(Data listing)
****************
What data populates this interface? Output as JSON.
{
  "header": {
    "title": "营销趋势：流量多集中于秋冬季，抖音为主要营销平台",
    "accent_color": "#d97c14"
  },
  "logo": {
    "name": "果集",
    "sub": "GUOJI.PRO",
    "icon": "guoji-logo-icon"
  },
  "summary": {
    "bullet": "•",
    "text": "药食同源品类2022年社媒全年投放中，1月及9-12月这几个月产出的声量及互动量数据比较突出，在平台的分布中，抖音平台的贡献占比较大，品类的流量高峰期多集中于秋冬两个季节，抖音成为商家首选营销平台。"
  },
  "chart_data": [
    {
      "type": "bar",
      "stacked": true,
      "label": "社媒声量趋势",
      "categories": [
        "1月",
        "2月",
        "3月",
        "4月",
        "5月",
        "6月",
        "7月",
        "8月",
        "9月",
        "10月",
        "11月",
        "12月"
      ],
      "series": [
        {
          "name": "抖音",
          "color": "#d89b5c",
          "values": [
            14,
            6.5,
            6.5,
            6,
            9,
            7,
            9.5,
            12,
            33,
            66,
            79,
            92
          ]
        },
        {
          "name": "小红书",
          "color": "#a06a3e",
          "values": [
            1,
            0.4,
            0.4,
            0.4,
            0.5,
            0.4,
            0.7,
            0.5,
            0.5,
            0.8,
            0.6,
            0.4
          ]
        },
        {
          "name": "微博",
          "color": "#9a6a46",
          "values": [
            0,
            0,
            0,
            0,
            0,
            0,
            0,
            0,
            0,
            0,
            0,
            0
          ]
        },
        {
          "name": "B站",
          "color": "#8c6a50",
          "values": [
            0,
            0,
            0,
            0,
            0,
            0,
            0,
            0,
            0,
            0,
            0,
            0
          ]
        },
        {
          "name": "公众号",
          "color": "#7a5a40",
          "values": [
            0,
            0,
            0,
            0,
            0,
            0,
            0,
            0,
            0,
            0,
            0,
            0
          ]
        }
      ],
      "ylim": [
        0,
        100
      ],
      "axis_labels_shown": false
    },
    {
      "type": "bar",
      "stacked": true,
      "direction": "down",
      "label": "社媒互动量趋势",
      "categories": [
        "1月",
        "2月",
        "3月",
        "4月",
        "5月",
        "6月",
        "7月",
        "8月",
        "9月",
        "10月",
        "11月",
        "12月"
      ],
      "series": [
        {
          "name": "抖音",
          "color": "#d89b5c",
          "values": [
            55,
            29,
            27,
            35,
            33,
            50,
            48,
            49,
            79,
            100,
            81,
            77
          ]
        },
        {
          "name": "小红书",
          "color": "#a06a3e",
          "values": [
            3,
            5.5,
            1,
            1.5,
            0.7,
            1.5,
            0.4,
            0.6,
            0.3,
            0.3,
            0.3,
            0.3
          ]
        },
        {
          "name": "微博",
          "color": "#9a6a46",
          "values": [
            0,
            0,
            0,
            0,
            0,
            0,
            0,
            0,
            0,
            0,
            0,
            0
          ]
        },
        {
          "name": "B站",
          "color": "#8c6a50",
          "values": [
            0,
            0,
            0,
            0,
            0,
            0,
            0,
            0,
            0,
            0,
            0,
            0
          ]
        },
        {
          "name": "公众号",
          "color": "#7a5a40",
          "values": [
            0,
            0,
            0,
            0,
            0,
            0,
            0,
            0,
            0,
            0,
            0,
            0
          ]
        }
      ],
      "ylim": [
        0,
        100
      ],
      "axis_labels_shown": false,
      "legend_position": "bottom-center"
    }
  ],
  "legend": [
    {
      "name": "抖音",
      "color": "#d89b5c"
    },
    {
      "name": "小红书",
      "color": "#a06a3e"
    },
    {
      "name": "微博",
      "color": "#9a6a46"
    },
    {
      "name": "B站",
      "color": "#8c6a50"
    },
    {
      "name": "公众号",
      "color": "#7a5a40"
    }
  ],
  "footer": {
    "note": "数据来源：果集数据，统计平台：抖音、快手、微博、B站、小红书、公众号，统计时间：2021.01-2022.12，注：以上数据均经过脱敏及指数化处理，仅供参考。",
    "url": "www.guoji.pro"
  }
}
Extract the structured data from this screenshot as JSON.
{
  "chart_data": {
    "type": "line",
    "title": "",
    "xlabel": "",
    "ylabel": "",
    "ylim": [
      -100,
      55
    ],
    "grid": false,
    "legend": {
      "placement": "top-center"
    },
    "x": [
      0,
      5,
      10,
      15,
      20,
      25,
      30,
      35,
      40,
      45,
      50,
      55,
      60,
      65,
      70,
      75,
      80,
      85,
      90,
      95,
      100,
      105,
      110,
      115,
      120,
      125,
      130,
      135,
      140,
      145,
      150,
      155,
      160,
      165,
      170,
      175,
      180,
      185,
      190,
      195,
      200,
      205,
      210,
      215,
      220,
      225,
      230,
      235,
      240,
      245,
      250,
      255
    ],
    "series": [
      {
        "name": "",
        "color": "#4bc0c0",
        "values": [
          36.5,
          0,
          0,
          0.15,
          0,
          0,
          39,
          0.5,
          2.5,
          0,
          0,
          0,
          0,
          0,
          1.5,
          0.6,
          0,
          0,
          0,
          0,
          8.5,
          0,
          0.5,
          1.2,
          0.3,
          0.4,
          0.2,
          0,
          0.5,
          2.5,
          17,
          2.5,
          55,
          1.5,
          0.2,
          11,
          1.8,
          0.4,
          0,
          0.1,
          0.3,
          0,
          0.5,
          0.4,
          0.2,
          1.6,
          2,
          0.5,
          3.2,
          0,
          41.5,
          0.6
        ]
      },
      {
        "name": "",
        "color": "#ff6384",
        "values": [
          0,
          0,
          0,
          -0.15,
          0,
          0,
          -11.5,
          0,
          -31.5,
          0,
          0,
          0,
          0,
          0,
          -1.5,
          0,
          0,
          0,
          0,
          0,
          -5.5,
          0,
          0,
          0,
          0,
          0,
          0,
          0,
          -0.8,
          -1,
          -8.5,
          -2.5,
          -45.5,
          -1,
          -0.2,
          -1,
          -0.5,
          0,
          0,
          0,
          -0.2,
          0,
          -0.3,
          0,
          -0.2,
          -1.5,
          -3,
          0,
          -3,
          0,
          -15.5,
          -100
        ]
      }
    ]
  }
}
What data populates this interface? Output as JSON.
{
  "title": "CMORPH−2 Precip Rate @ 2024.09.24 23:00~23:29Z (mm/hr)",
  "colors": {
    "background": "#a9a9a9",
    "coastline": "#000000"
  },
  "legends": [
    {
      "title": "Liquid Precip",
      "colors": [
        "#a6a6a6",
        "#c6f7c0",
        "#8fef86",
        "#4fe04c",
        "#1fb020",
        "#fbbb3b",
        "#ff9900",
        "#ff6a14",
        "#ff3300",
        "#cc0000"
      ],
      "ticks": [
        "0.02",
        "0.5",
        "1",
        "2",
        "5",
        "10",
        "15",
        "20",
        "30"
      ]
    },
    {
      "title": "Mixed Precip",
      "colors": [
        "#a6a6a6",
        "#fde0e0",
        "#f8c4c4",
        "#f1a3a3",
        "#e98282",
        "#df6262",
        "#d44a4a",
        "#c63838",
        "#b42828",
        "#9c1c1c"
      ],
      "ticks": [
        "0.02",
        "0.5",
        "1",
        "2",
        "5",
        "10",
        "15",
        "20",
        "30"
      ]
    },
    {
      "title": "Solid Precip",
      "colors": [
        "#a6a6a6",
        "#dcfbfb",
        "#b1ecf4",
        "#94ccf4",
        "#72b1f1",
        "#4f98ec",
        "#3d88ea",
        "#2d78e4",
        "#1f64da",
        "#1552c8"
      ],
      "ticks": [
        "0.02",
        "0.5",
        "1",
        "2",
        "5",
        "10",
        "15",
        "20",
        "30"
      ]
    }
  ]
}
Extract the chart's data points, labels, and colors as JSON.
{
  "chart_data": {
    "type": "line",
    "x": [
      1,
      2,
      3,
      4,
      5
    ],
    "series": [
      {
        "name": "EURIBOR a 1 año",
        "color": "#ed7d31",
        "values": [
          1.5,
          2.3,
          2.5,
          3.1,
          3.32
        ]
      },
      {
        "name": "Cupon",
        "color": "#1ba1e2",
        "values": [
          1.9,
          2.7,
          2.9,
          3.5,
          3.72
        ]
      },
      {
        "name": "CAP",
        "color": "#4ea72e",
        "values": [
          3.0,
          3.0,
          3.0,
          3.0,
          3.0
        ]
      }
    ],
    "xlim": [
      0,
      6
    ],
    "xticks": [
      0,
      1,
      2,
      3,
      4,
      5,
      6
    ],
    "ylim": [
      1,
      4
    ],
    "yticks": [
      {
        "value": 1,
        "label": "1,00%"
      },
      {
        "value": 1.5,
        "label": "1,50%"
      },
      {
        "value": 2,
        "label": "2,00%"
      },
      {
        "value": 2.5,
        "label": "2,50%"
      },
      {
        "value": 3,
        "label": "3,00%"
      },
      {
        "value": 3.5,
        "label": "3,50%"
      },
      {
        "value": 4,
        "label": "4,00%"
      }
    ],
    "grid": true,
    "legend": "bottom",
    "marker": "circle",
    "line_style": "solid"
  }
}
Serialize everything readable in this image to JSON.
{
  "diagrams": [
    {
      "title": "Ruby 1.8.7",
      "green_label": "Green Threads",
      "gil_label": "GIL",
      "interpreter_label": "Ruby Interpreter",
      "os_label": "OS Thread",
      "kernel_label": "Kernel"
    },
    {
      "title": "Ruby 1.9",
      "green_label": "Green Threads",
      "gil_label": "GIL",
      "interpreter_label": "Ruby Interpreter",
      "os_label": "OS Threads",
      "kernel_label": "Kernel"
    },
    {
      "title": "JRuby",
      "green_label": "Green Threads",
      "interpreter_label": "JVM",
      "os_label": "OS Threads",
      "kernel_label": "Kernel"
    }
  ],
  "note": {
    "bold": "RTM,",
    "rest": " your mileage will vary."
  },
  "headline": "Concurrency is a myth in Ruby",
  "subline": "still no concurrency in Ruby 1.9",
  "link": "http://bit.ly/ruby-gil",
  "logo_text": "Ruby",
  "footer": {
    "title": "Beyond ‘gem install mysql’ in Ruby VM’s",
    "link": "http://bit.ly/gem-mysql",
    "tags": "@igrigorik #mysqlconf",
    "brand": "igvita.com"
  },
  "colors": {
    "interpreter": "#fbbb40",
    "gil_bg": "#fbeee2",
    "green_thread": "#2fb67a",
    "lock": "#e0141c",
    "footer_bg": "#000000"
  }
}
****************
▶ _Job_
Go through the data and count each line that has the word "center", then give the total alone.

▶ _Answer to the problem_
2